## WORK TO COMPLETE:
Rewrite the rows from the first one through the one containing "door-thresholds <box>283 87 584 96</box>", changing "plan-line-details" to "plan-line-markings" and leaving everything else as it is.

## SUPPLIED ENTRIES:
----

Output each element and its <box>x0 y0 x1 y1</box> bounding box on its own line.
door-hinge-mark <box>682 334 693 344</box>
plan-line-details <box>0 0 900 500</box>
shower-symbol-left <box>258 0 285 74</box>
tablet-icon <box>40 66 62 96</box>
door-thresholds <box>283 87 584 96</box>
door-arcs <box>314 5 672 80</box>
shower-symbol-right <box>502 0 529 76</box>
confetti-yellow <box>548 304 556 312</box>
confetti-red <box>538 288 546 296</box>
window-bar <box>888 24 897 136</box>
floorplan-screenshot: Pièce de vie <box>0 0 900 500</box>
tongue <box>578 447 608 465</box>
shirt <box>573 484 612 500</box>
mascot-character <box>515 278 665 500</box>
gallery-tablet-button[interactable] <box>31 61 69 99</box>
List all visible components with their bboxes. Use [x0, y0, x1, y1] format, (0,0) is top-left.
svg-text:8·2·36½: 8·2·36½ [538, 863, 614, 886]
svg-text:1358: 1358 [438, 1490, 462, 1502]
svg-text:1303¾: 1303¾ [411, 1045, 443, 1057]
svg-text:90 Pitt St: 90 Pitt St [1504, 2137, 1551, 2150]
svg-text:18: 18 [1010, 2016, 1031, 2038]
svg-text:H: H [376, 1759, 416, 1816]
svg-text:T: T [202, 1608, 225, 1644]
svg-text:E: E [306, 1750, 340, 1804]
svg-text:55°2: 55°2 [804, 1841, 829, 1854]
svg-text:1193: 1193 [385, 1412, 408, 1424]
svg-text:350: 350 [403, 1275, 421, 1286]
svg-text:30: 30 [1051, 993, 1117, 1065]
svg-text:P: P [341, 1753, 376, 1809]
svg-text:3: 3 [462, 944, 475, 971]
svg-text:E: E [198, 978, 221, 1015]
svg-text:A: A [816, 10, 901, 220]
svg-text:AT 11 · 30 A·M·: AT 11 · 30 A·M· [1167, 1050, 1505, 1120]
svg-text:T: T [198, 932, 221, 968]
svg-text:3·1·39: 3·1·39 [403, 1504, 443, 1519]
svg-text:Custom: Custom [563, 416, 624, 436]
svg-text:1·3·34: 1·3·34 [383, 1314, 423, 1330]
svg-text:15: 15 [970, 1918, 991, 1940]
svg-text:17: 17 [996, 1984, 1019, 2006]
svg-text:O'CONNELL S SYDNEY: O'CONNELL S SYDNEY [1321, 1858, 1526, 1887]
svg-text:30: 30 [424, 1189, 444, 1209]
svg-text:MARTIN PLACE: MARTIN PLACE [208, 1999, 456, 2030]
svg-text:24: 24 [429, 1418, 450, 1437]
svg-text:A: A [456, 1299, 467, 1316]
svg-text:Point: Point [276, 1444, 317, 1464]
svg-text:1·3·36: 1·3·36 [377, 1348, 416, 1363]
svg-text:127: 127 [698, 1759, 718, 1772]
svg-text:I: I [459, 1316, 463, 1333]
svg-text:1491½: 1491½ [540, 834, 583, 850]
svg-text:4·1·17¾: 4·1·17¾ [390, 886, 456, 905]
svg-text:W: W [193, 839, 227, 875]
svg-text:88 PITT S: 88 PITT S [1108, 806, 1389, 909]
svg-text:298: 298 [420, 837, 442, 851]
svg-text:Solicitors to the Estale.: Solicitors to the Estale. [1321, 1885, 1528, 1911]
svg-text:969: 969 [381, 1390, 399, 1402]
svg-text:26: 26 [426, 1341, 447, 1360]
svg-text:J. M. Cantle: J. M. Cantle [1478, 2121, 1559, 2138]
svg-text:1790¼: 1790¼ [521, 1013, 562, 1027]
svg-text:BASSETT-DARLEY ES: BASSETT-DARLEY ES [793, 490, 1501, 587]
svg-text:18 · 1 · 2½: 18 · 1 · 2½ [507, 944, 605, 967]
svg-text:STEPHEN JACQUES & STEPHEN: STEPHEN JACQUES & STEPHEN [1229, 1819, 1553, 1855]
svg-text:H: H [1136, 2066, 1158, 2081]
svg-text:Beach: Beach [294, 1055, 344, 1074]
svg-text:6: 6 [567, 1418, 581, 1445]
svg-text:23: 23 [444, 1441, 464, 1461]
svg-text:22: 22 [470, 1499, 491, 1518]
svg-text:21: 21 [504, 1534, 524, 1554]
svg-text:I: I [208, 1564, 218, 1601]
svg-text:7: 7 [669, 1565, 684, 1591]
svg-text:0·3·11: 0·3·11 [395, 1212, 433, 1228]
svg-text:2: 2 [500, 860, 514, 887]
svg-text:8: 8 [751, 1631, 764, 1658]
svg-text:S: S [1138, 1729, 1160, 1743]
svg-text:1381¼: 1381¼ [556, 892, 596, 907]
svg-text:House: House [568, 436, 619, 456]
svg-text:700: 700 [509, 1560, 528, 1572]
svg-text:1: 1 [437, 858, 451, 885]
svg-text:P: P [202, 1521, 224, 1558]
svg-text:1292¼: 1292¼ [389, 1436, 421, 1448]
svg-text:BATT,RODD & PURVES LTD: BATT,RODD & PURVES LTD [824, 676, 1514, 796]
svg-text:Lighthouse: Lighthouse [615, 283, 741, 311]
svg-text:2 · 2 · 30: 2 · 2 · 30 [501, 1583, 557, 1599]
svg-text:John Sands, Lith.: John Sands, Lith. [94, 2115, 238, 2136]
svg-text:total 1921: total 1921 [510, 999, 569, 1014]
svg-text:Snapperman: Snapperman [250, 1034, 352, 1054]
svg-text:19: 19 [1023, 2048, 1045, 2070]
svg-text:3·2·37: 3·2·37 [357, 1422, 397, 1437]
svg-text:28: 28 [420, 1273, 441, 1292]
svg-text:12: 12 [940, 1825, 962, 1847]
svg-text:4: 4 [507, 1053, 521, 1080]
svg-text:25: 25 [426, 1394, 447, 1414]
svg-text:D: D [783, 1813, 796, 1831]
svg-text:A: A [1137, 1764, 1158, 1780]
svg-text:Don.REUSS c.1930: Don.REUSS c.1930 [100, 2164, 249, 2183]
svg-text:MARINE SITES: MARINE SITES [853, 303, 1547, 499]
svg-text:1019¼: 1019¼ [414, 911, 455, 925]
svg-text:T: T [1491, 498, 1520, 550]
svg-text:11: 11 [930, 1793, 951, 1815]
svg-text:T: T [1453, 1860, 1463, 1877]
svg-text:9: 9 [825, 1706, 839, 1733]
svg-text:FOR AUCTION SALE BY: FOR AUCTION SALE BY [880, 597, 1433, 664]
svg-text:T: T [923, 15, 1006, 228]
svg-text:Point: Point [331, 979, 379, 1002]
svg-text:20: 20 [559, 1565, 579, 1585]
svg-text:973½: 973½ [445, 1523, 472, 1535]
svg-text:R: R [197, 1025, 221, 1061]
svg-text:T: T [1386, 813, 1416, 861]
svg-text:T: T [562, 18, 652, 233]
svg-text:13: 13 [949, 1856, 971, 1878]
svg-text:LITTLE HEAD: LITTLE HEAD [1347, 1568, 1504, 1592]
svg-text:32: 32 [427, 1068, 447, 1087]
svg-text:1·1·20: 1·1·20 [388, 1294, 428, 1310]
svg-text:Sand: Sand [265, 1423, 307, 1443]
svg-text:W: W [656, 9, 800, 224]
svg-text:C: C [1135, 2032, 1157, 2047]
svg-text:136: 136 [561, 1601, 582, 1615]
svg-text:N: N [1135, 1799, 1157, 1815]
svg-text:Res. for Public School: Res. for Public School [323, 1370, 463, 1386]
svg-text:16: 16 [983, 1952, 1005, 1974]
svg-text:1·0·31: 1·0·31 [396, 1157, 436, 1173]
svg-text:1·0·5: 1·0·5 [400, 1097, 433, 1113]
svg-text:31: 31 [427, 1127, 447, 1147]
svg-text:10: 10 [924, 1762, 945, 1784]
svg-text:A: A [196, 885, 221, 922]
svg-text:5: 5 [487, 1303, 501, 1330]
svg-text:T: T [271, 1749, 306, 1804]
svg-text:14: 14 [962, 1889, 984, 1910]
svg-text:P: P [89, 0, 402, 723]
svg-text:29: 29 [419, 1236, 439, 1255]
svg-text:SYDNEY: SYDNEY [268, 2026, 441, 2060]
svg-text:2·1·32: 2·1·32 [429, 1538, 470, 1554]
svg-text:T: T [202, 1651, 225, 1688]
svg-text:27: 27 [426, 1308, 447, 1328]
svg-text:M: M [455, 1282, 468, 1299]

----

## WORKED ANSWER:
Output each element and its <box>x0 y0 x1 y1</box> bounding box on its own line.
door-hinge-mark <box>682 334 693 344</box>
plan-line-markings <box>0 0 900 500</box>
shower-symbol-left <box>258 0 285 74</box>
tablet-icon <box>40 66 62 96</box>
door-thresholds <box>283 87 584 96</box>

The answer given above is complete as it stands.